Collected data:

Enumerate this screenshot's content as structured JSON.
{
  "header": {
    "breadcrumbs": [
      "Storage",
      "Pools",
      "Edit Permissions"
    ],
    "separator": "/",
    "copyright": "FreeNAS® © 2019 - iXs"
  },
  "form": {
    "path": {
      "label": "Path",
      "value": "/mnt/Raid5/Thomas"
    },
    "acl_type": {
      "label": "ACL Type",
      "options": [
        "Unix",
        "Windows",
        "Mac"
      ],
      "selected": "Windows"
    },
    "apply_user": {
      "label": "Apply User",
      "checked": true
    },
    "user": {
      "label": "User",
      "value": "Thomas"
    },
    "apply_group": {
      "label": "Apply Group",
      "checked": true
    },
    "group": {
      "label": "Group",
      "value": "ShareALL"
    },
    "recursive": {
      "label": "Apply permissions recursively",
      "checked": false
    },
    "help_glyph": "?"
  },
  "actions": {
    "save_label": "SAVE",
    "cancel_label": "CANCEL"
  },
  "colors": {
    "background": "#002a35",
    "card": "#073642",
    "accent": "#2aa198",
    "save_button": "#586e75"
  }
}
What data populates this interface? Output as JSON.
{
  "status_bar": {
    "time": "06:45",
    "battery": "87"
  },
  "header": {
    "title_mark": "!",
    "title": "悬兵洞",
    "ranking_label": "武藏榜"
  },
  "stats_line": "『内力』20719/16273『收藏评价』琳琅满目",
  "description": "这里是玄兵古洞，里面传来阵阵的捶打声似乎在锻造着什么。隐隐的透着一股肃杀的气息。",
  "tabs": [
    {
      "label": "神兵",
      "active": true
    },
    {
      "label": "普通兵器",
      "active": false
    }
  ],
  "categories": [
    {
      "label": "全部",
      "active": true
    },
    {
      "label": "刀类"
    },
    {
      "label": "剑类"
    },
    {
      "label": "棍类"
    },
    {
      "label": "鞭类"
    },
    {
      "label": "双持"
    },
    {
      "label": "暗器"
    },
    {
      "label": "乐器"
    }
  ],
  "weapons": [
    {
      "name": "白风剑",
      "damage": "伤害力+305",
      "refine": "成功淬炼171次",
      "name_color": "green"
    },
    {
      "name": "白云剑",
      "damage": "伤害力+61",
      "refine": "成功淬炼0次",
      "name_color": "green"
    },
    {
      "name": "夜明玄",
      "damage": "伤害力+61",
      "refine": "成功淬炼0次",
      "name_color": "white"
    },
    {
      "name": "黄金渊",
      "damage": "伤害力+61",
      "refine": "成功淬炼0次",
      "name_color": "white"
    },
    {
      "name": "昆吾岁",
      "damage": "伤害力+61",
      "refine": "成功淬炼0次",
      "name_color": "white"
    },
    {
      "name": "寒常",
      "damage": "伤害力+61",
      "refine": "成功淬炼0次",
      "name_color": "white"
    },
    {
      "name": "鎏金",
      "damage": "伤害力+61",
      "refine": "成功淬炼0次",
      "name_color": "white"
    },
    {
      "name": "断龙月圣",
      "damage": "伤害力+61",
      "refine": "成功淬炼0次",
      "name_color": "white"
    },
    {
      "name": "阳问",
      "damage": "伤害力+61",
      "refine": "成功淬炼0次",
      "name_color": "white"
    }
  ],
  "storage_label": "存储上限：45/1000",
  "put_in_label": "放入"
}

> **WHAT IS BEING ASKED**: Looking at the data above, how many lines hold the word "this"? Respond with the number alone.

> **RESPONSE BELOW**: 2